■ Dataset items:
>>>

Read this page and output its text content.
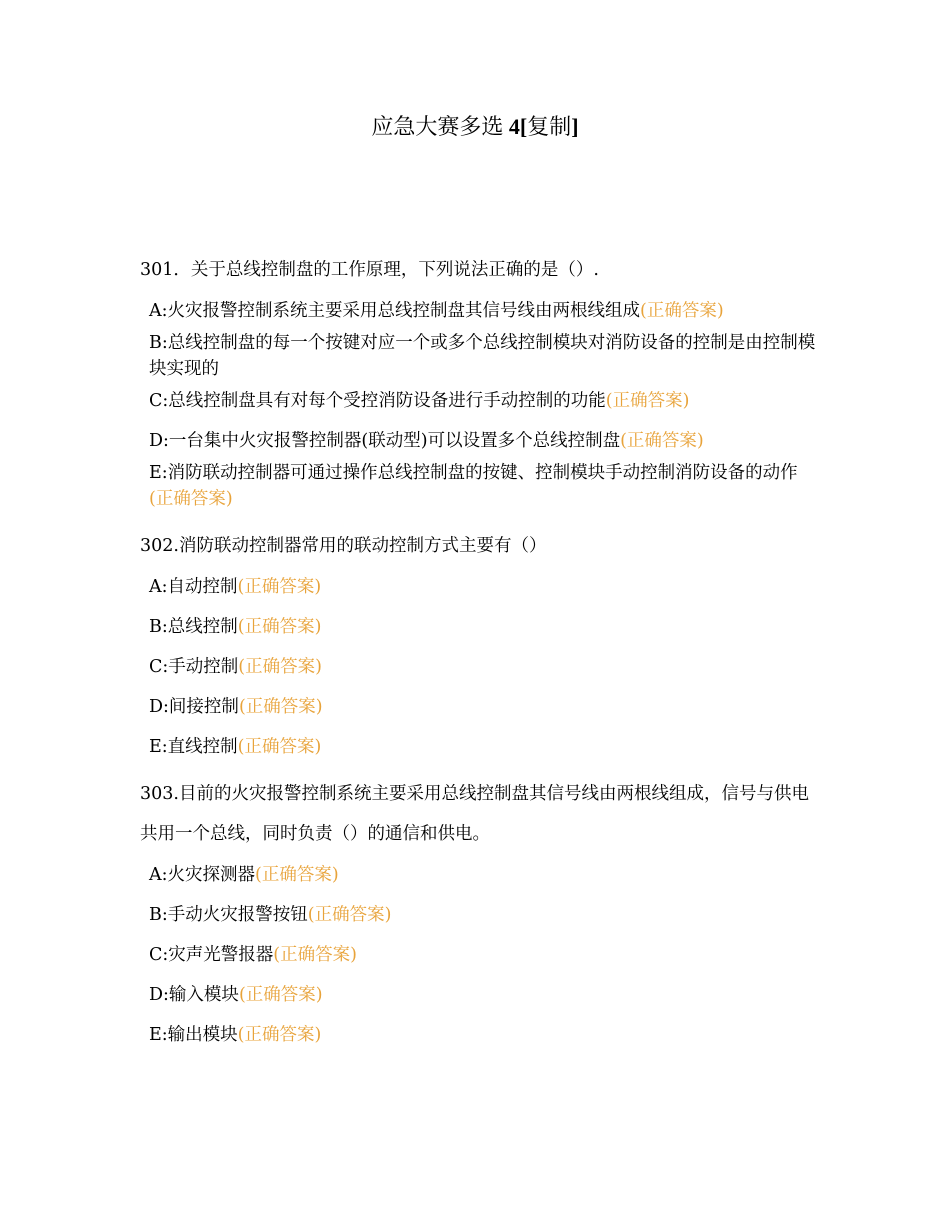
应急大赛多选 4[复制]

301．关于总线控制盘的工作原理，下列说法正确的是（）.

A:火灾报警控制系统主要采用总线控制盘其信号线由两根线组成(正确答案)
B:总线控制盘的每一个按键对应一个或多个总线控制模块对消防设备的控制是由控制模块实现的
C:总线控制盘具有对每个受控消防设备进行手动控制的功能(正确答案)
D:一台集中火灾报警控制器(联动型)可以设置多个总线控制盘(正确答案)
E:消防联动控制器可通过操作总线控制盘的按键、控制模块手动控制消防设备的动作(正确答案)

302.消防联动控制器常用的联动控制方式主要有（）

A:自动控制(正确答案)
B:总线控制(正确答案)
C:手动控制(正确答案)
D:间接控制(正确答案)
E:直线控制(正确答案)

303.目前的火灾报警控制系统主要采用总线控制盘其信号线由两根线组成，信号与供电共用一个总线，同时负责（）的通信和供电。

A:火灾探测器(正确答案)
B:手动火灾报警按钮(正确答案)
C:灾声光警报器(正确答案)
D:输入模块(正确答案)
E:输出模块(正确答案)
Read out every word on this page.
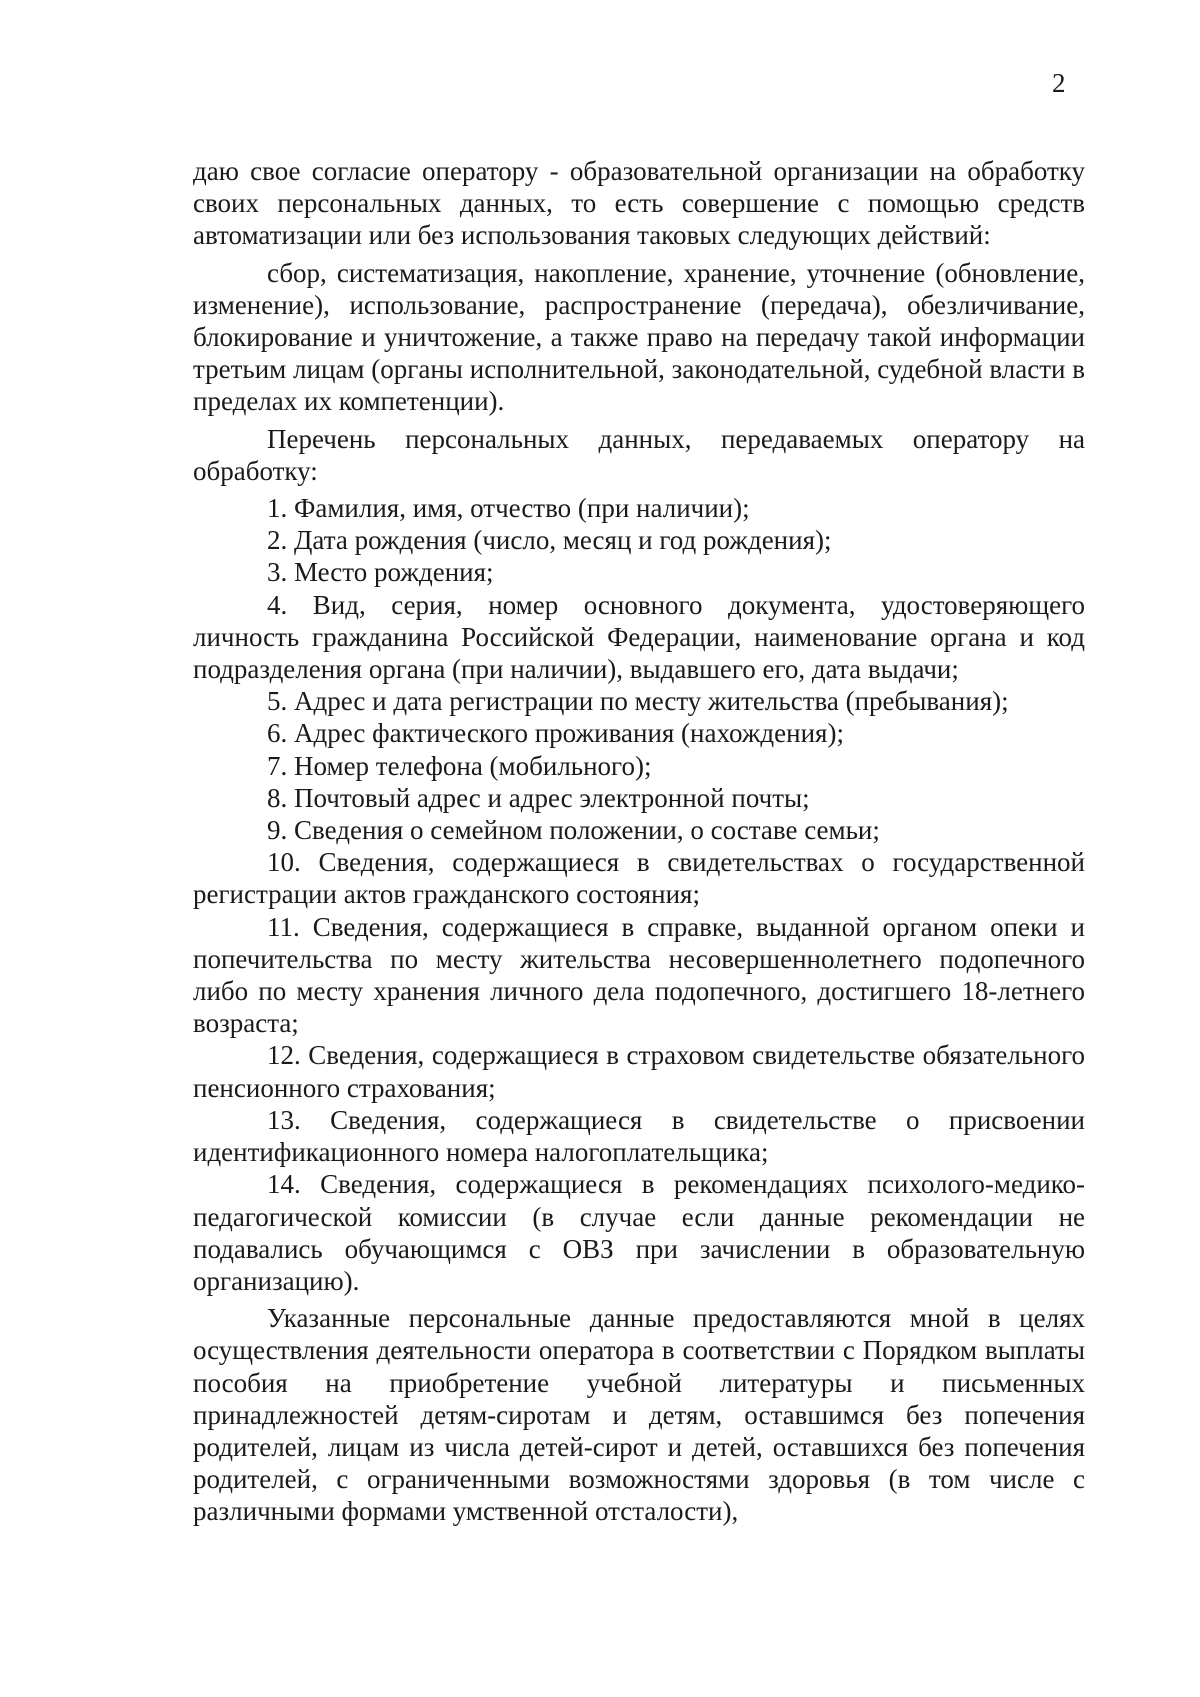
2

даю свое согласие оператору - образовательной организации на обработку своих персональных данных, то есть совершение с помощью средств автоматизации или без использования таковых следующих действий:

сбор, систематизация, накопление, хранение, уточнение (обновление, изменение), использование, распространение (передача), обезличивание, блокирование и уничтожение, а также право на передачу такой информации третьим лицам (органы исполнительной, законодательной, судебной власти в пределах их компетенции).

Перечень персональных данных, передаваемых оператору на обработку:

1. Фамилия, имя, отчество (при наличии);

2. Дата рождения (число, месяц и год рождения);

3. Место рождения;

4. Вид, серия, номер основного документа, удостоверяющего личность гражданина Российской Федерации, наименование органа и код подразделения органа (при наличии), выдавшего его, дата выдачи;

5. Адрес и дата регистрации по месту жительства (пребывания);

6. Адрес фактического проживания (нахождения);

7. Номер телефона (мобильного);

8. Почтовый адрес и адрес электронной почты;

9. Сведения о семейном положении, о составе семьи;

10. Сведения, содержащиеся в свидетельствах о государственной регистрации актов гражданского состояния;

11. Сведения, содержащиеся в справке, выданной органом опеки и попечительства по месту жительства несовершеннолетнего подопечного либо по месту хранения личного дела подопечного, достигшего 18-летнего возраста;

12. Сведения, содержащиеся в страховом свидетельстве обязательного пенсионного страхования;

13. Сведения, содержащиеся в свидетельстве о присвоении идентификационного номера налогоплательщика;

14. Сведения, содержащиеся в рекомендациях психолого-медико-педагогической комиссии (в случае если данные рекомендации не подавались обучающимся с ОВЗ при зачислении в образовательную организацию).

Указанные персональные данные предоставляются мной в целях осуществления деятельности оператора в соответствии с Порядком выплаты пособия на приобретение учебной литературы и письменных принадлежностей детям-сиротам и детям, оставшимся без попечения родителей, лицам из числа детей-сирот и детей, оставшихся без попечения родителей, с ограниченными возможностями здоровья (в том числе с различными формами умственной отсталости),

<<<

■ Stated task:
Looking at the entries above, state how many lines contain "рождения"; give the number alone.

■ Reply:
2